### Problem 1
Answer these questions using the text on CPF savings:
(a) Until what point does the Home Protection Scheme insure members?
(b) Above what amount in the Special Account may CPF funds be invested?
(c) What type of insurance is the Dependants' Protection Scheme?
### Problem 2
Print everything in the text on CPF savings from "A CPF charge" down to "interest to your CPF account.", word for word.

>> start Extracted text

You can use your Ordinary Account savings to buy a home under CPF housing schemes.

You can use it to:

  • Buy an HDB flat.
  • Buy or build private residential properties.
  • Service housing payments such as:
    • Downpayment
    • Housing loan
    • Stamp and legal fees
    • Loans for the construction of your house and purchase of vacant land for private properties
    • Home Protection Scheme premiums for HDB flats

A CPF charge is created when you use your savings in your Ordinary Account to finance the purchase of your property and pay for your housing loan. To discharge the CPF charge, you need to refund the amount used for the property and the accrued interest to your CPF account.

You can withdraw your CPF savings for immediate needs if:

  • You have a property lease that lasts you up to age 95, and
  • The CPF savings you have used for the property, including accrued interest, is enough to make up your Full Retirement Sum.

When you sell your property, the CPF savings you used to pay for it, including accrued interest, will be refunded to your CPF account. This will restore your retirement sum and payouts.

Protecting your family

You can protect yourself and your dependants through several CPF schemes.

The Dependants’ Protection Scheme is a term insurance that mitigates the impact of a loss of income to a family, in the event of an insured member's permanent incapacity or death. It provides the dependants with a sum of money to tide over the initial difficult period.

The Home Protection Scheme is a mortgage-reducing insurance that protects you and your loved ones against losing your HDB flat, in the event of death, terminal illness or total permanent disability. It insures members up to age 65, or until the housing loan is paid up, whichever is earlier.

Growing your assets

You can invest your CPF funds that are above:

  • $20,000 in the Ordinary Account.
  • $40,000 in the Special Account.

You can invest them under the CPF Investment Scheme - Ordinary Account (CPFIS-OA) and the CPF Investment Scheme - Special Account (CPFIS-SA), respectively.

These schemes allow you to invest in products such as insurance, unit trusts, exchange traded funds (ETFs), fixed deposits, bonds and treasury bills, shares, property funds and gold.

>> end Extracted text
>> start Material shown

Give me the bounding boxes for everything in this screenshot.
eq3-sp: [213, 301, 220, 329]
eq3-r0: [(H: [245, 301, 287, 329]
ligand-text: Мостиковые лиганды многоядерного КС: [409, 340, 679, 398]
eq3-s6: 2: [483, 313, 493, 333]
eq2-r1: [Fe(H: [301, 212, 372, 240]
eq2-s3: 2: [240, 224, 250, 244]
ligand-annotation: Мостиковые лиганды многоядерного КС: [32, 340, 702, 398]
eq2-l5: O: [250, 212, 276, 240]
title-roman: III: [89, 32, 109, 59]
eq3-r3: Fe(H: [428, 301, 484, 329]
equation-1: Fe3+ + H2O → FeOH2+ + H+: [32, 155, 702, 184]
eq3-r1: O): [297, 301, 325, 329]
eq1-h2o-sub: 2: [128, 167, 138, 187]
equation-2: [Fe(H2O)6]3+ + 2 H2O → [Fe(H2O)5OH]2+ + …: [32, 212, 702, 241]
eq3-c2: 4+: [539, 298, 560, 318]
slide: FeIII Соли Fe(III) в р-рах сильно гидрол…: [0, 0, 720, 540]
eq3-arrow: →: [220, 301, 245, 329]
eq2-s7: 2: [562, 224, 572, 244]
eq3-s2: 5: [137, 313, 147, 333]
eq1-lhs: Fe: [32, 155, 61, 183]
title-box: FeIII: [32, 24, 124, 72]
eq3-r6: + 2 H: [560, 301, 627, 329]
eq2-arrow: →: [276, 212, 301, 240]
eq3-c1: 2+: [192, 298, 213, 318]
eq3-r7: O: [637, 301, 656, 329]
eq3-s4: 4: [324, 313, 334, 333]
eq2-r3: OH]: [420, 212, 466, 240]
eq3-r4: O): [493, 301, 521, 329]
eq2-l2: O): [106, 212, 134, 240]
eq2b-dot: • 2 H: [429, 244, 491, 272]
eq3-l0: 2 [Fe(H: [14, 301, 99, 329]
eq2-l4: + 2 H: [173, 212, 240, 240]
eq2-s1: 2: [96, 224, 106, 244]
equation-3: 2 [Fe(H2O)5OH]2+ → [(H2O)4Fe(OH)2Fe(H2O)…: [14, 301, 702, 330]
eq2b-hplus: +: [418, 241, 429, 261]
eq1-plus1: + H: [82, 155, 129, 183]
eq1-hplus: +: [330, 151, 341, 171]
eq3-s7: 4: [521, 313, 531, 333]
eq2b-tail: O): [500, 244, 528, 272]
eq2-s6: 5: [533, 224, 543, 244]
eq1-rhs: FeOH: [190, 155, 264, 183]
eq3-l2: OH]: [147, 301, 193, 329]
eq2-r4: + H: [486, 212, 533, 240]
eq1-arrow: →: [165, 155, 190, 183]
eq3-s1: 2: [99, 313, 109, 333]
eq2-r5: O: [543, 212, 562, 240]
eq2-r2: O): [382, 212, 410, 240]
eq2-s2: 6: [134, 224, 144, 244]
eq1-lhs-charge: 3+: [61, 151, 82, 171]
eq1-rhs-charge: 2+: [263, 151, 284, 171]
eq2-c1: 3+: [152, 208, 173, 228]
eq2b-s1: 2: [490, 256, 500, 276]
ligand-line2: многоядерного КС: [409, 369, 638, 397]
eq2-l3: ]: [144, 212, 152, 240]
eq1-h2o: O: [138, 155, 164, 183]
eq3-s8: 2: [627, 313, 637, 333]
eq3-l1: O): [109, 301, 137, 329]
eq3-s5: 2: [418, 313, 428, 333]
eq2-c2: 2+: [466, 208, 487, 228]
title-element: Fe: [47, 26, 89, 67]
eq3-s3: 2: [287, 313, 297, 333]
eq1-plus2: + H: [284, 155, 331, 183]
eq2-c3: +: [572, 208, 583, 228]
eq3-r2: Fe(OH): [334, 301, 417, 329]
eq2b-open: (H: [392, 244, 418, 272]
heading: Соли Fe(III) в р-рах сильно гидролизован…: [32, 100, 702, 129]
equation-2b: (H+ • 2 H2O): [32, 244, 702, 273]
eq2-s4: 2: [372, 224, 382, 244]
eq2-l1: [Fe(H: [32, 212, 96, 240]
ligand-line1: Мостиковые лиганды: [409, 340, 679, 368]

>> end Material shown

### Task answer 1
(a) Up to age 65, or until the housing loan is paid up, whichever is earlier.
(b) $40,000.
(c) A term insurance.

### Task answer 2
A CPF charge is created when you use your savings in your Ordinary Account to finance the purchase of your property and pay for your housing loan. To discharge the CPF charge, you need to refund the amount used for the property and the accrued interest to your CPF account.